◆ **Required task**
Reproduce the listing below word for word, with no pictures.

◆ **Records for the task**
·····

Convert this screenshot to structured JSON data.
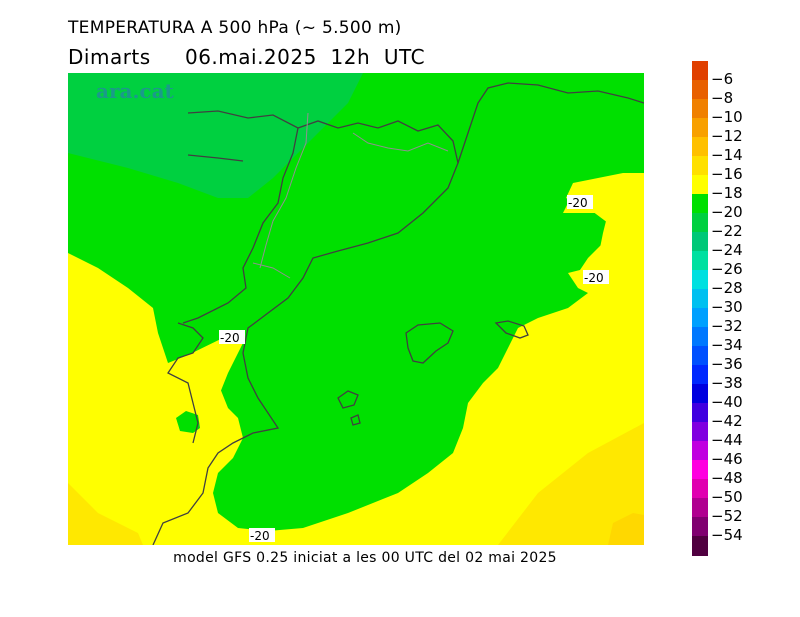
{
  "header": {
    "title": "TEMPERATURA A 500 hPa (~ 5.500 m)",
    "subtitle": "Dimarts     06.mai.2025  12h  UTC"
  },
  "brand": {
    "logo_text": "ara.cat",
    "logo_color": "#1a9a8a"
  },
  "map": {
    "background_color": "#ffff00",
    "fill_colors": {
      "t_minus_20_to_minus_22": "#00e000",
      "t_minus_22_to_minus_24": "#00d040",
      "t_minus_18_to_minus_20": "#ffff00",
      "t_minus_16_to_minus_18": "#ffe800",
      "borders": "#404040",
      "internal_borders": "#808080"
    },
    "contour_labels": [
      "-20",
      "-20",
      "-20",
      "-20"
    ]
  },
  "colorbar": {
    "ticks": [
      "-6",
      "-8",
      "-10",
      "-12",
      "-14",
      "-16",
      "-18",
      "-20",
      "-22",
      "-24",
      "-26",
      "-28",
      "-30",
      "-32",
      "-34",
      "-36",
      "-38",
      "-40",
      "-42",
      "-44",
      "-46",
      "-48",
      "-50",
      "-52",
      "-54"
    ],
    "colors": [
      "#e04000",
      "#e86000",
      "#f08000",
      "#f8a000",
      "#ffc000",
      "#ffe000",
      "#ffff00",
      "#00e000",
      "#00d040",
      "#00c878",
      "#00e0a0",
      "#00e0e0",
      "#00c0f0",
      "#00a0ff",
      "#0078ff",
      "#0050ff",
      "#0028ff",
      "#0000e0",
      "#4000e0",
      "#8000e0",
      "#c000e0",
      "#ff00e0",
      "#e000b0",
      "#b00090",
      "#800070",
      "#500040"
    ]
  },
  "footer": {
    "text": "model GFS 0.25 iniciat a les 00 UTC del 02 mai 2025"
  }
}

·····

◆ **Solution**
Convert this screenshot to structured JSON data.
{
  "header": {
    "title": "TEMPERATURA A 500 hPa (~ 5.500 m)",
    "subtitle": "Dimarts     06.mai.2025  12h  UTC"
  },
  "brand": {
    "logo_text": "ara.cat",
    "logo_color": "#1a9a8a"
  },
  "map": {
    "background_color": "#ffff00",
    "fill_colors": {
      "t_minus_20_to_minus_22": "#00e000",
      "t_minus_22_to_minus_24": "#00d040",
      "t_minus_18_to_minus_20": "#ffff00",
      "t_minus_16_to_minus_18": "#ffe800",
      "borders": "#404040",
      "internal_borders": "#808080"
    },
    "contour_labels": [
      "-20",
      "-20",
      "-20",
      "-20"
    ]
  },
  "colorbar": {
    "ticks": [
      "-6",
      "-8",
      "-10",
      "-12",
      "-14",
      "-16",
      "-18",
      "-20",
      "-22",
      "-24",
      "-26",
      "-28",
      "-30",
      "-32",
      "-34",
      "-36",
      "-38",
      "-40",
      "-42",
      "-44",
      "-46",
      "-48",
      "-50",
      "-52",
      "-54"
    ],
    "colors": [
      "#e04000",
      "#e86000",
      "#f08000",
      "#f8a000",
      "#ffc000",
      "#ffe000",
      "#ffff00",
      "#00e000",
      "#00d040",
      "#00c878",
      "#00e0a0",
      "#00e0e0",
      "#00c0f0",
      "#00a0ff",
      "#0078ff",
      "#0050ff",
      "#0028ff",
      "#0000e0",
      "#4000e0",
      "#8000e0",
      "#c000e0",
      "#ff00e0",
      "#e000b0",
      "#b00090",
      "#800070",
      "#500040"
    ]
  },
  "footer": {
    "text": "model GFS 0.25 iniciat a les 00 UTC del 02 mai 2025"
  }
}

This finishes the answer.